[Dataset entries]
* * *

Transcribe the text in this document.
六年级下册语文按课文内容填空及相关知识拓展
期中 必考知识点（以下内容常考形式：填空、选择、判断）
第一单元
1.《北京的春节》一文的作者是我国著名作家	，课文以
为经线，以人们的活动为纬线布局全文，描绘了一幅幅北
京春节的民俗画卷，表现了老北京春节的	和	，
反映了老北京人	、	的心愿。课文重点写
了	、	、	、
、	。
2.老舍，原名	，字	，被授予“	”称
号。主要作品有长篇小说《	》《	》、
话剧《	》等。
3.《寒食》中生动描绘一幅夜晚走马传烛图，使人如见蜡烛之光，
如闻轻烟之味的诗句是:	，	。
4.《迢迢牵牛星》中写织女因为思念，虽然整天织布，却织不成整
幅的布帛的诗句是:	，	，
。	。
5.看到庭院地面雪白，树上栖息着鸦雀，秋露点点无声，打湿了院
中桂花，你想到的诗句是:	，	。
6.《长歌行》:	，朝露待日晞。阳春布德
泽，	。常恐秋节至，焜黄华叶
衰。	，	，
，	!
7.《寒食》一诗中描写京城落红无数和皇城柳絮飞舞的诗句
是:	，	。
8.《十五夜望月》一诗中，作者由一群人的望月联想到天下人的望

* * *

Please quote the records above exactly, without skipping a line.

◆ Answer to this problem
Transcribe the text in this document.
六年级下册语文按课文内容填空及相关知识拓展
期中 必考知识点（以下内容常考形式：填空、选择、判断）
第一单元
1.《北京的春节》一文的作者是我国著名作家	，课文以
为经线，以人们的活动为纬线布局全文，描绘了一幅幅北
京春节的民俗画卷，表现了老北京春节的	和	，
反映了老北京人	、	的心愿。课文重点写
了	、	、	、
、	。
2.老舍，原名	，字	，被授予“	”称
号。主要作品有长篇小说《	》《	》、
话剧《	》等。
3.《寒食》中生动描绘一幅夜晚走马传烛图，使人如见蜡烛之光，
如闻轻烟之味的诗句是:	，	。
4.《迢迢牵牛星》中写织女因为思念，虽然整天织布，却织不成整
幅的布帛的诗句是:	，	，
。	。
5.看到庭院地面雪白，树上栖息着鸦雀，秋露点点无声，打湿了院
中桂花，你想到的诗句是:	，	。
6.《长歌行》:	，朝露待日晞。阳春布德
泽，	。常恐秋节至，焜黄华叶
衰。	，	，
，	!
7.《寒食》一诗中描写京城落红无数和皇城柳絮飞舞的诗句
是:	，	。
8.《十五夜望月》一诗中，作者由一群人的望月联想到天下人的望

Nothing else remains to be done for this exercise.